--- Start of Provided information ---

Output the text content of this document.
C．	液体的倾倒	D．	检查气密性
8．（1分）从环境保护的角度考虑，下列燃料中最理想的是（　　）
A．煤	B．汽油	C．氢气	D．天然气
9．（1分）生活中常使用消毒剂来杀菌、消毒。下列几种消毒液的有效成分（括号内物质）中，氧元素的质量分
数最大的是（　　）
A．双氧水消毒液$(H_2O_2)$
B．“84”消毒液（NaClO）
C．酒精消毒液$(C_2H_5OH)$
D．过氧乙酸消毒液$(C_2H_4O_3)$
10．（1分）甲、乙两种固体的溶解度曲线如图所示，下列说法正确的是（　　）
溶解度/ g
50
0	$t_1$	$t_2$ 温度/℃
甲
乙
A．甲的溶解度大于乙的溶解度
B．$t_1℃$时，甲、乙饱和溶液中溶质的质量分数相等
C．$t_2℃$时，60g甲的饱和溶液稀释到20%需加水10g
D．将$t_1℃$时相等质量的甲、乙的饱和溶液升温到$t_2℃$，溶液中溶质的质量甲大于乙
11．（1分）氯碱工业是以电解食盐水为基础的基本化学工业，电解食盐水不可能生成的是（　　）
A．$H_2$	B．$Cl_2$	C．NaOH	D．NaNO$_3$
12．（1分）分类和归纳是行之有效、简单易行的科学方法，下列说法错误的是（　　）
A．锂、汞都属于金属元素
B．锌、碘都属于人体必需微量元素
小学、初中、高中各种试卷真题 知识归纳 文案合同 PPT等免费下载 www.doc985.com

--- End of Provided information ---

Work instructions: In this exercise, repeat all entries exactly.

Task result:
Output the text content of this document.
C．	液体的倾倒	D．	检查气密性
8．（1分）从环境保护的角度考虑，下列燃料中最理想的是（　　）
A．煤	B．汽油	C．氢气	D．天然气
9．（1分）生活中常使用消毒剂来杀菌、消毒。下列几种消毒液的有效成分（括号内物质）中，氧元素的质量分
数最大的是（　　）
A．双氧水消毒液$(H_2O_2)$
B．“84”消毒液（NaClO）
C．酒精消毒液$(C_2H_5OH)$
D．过氧乙酸消毒液$(C_2H_4O_3)$
10．（1分）甲、乙两种固体的溶解度曲线如图所示，下列说法正确的是（　　）
溶解度/ g
50
0	$t_1$	$t_2$ 温度/℃
甲
乙
A．甲的溶解度大于乙的溶解度
B．$t_1℃$时，甲、乙饱和溶液中溶质的质量分数相等
C．$t_2℃$时，60g甲的饱和溶液稀释到20%需加水10g
D．将$t_1℃$时相等质量的甲、乙的饱和溶液升温到$t_2℃$，溶液中溶质的质量甲大于乙
11．（1分）氯碱工业是以电解食盐水为基础的基本化学工业，电解食盐水不可能生成的是（　　）
A．$H_2$	B．$Cl_2$	C．NaOH	D．NaNO$_3$
12．（1分）分类和归纳是行之有效、简单易行的科学方法，下列说法错误的是（　　）
A．锂、汞都属于金属元素
B．锌、碘都属于人体必需微量元素
小学、初中、高中各种试卷真题 知识归纳 文案合同 PPT等免费下载 www.doc985.com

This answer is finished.